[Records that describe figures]
•••

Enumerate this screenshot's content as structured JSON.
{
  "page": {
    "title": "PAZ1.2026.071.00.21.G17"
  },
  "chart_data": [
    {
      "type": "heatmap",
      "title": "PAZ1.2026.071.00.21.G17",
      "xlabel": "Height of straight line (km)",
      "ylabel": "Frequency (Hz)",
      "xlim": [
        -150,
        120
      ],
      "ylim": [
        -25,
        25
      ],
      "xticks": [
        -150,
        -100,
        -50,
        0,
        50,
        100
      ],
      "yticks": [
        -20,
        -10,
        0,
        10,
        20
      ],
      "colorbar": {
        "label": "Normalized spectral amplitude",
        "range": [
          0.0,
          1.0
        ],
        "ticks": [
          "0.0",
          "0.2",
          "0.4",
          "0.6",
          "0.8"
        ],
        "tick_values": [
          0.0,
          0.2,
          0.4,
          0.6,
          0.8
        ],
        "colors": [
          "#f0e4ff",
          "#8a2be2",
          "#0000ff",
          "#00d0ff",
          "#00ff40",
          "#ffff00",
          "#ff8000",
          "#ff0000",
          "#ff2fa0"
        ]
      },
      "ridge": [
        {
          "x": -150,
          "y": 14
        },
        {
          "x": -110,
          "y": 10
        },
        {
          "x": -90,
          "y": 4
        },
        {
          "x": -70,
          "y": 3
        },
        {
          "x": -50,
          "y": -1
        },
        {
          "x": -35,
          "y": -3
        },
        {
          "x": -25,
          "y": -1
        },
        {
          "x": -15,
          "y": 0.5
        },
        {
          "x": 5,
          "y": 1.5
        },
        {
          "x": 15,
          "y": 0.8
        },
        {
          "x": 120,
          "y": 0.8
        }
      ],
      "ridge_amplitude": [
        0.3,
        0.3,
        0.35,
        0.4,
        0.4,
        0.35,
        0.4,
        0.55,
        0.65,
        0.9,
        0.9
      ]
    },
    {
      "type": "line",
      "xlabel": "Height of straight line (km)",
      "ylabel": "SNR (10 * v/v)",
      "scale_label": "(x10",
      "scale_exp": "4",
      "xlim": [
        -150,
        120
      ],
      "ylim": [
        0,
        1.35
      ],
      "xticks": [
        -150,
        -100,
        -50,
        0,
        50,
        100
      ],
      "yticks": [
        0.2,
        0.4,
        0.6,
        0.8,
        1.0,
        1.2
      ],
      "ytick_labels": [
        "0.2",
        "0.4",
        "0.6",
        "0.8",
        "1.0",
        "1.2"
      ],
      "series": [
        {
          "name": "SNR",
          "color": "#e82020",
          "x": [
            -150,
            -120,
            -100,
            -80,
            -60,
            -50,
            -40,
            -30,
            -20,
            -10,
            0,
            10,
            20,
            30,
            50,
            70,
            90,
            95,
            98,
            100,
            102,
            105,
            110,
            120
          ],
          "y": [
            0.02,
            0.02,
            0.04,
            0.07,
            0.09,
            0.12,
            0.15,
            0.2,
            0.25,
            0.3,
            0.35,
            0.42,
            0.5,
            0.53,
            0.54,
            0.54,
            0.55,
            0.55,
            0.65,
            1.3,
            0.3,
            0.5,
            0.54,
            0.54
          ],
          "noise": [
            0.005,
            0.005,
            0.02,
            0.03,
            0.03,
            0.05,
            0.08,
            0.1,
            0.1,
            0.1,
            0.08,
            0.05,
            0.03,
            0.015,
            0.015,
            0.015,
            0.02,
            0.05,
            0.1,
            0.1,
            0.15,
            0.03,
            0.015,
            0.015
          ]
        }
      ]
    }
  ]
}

•••

**Description of the task**
All of the entries must be quoted exactly; please include each one.

**Answer to the task**
Enumerate this screenshot's content as structured JSON.
{
  "page": {
    "title": "PAZ1.2026.071.00.21.G17"
  },
  "chart_data": [
    {
      "type": "heatmap",
      "title": "PAZ1.2026.071.00.21.G17",
      "xlabel": "Height of straight line (km)",
      "ylabel": "Frequency (Hz)",
      "xlim": [
        -150,
        120
      ],
      "ylim": [
        -25,
        25
      ],
      "xticks": [
        -150,
        -100,
        -50,
        0,
        50,
        100
      ],
      "yticks": [
        -20,
        -10,
        0,
        10,
        20
      ],
      "colorbar": {
        "label": "Normalized spectral amplitude",
        "range": [
          0.0,
          1.0
        ],
        "ticks": [
          "0.0",
          "0.2",
          "0.4",
          "0.6",
          "0.8"
        ],
        "tick_values": [
          0.0,
          0.2,
          0.4,
          0.6,
          0.8
        ],
        "colors": [
          "#f0e4ff",
          "#8a2be2",
          "#0000ff",
          "#00d0ff",
          "#00ff40",
          "#ffff00",
          "#ff8000",
          "#ff0000",
          "#ff2fa0"
        ]
      },
      "ridge": [
        {
          "x": -150,
          "y": 14
        },
        {
          "x": -110,
          "y": 10
        },
        {
          "x": -90,
          "y": 4
        },
        {
          "x": -70,
          "y": 3
        },
        {
          "x": -50,
          "y": -1
        },
        {
          "x": -35,
          "y": -3
        },
        {
          "x": -25,
          "y": -1
        },
        {
          "x": -15,
          "y": 0.5
        },
        {
          "x": 5,
          "y": 1.5
        },
        {
          "x": 15,
          "y": 0.8
        },
        {
          "x": 120,
          "y": 0.8
        }
      ],
      "ridge_amplitude": [
        0.3,
        0.3,
        0.35,
        0.4,
        0.4,
        0.35,
        0.4,
        0.55,
        0.65,
        0.9,
        0.9
      ]
    },
    {
      "type": "line",
      "xlabel": "Height of straight line (km)",
      "ylabel": "SNR (10 * v/v)",
      "scale_label": "(x10",
      "scale_exp": "4",
      "xlim": [
        -150,
        120
      ],
      "ylim": [
        0,
        1.35
      ],
      "xticks": [
        -150,
        -100,
        -50,
        0,
        50,
        100
      ],
      "yticks": [
        0.2,
        0.4,
        0.6,
        0.8,
        1.0,
        1.2
      ],
      "ytick_labels": [
        "0.2",
        "0.4",
        "0.6",
        "0.8",
        "1.0",
        "1.2"
      ],
      "series": [
        {
          "name": "SNR",
          "color": "#e82020",
          "x": [
            -150,
            -120,
            -100,
            -80,
            -60,
            -50,
            -40,
            -30,
            -20,
            -10,
            0,
            10,
            20,
            30,
            50,
            70,
            90,
            95,
            98,
            100,
            102,
            105,
            110,
            120
          ],
          "y": [
            0.02,
            0.02,
            0.04,
            0.07,
            0.09,
            0.12,
            0.15,
            0.2,
            0.25,
            0.3,
            0.35,
            0.42,
            0.5,
            0.53,
            0.54,
            0.54,
            0.55,
            0.55,
            0.65,
            1.3,
            0.3,
            0.5,
            0.54,
            0.54
          ],
          "noise": [
            0.005,
            0.005,
            0.02,
            0.03,
            0.03,
            0.05,
            0.08,
            0.1,
            0.1,
            0.1,
            0.08,
            0.05,
            0.03,
            0.015,
            0.015,
            0.015,
            0.02,
            0.05,
            0.1,
            0.1,
            0.15,
            0.03,
            0.015,
            0.015
          ]
        }
      ]
    }
  ]
}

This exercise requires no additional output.